## Problem requirements
Return every line of the data below that includes the string "internet".

(Dataset entries)
----
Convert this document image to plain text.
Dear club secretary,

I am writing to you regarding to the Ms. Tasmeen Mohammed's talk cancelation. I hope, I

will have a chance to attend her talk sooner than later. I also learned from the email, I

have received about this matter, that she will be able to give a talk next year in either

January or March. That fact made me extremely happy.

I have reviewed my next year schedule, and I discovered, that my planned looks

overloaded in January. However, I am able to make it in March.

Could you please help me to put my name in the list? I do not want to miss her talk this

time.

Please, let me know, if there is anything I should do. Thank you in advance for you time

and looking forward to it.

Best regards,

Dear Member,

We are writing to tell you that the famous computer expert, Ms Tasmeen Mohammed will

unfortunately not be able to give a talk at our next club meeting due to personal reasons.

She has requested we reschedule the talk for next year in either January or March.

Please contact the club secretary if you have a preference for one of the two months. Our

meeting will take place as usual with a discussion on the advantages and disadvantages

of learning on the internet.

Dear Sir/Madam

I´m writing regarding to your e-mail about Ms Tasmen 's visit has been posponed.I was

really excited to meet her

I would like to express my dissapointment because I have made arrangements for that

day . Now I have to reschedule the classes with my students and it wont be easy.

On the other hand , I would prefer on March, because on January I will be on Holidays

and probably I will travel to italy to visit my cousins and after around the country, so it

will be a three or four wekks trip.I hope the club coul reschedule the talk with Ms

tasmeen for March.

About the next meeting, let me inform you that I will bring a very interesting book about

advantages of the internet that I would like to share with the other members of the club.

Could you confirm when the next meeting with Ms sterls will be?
----
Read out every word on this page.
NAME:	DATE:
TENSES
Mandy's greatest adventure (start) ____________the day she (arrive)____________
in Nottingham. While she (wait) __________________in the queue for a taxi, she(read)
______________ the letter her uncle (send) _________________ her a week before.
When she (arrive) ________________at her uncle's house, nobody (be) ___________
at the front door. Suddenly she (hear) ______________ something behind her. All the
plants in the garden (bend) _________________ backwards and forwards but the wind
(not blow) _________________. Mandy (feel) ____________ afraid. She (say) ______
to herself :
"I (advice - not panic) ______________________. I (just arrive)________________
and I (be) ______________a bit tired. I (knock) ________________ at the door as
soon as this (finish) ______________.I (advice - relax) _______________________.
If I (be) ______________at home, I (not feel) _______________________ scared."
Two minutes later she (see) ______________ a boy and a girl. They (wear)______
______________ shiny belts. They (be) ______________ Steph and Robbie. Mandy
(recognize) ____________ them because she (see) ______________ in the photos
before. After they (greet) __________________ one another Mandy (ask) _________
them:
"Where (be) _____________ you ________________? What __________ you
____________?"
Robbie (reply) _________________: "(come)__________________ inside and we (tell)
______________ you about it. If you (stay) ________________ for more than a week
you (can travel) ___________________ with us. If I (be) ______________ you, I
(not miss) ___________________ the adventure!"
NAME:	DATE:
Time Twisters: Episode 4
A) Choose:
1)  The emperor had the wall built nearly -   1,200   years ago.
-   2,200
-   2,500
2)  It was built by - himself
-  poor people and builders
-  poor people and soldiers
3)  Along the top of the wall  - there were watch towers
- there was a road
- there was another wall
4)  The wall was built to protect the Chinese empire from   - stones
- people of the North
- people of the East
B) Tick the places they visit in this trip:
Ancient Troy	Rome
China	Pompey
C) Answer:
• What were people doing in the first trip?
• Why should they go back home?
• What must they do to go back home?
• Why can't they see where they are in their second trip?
----
## Problem solution
of learning on the internet.
advantages of the internet that I would like to share with the other members of the club.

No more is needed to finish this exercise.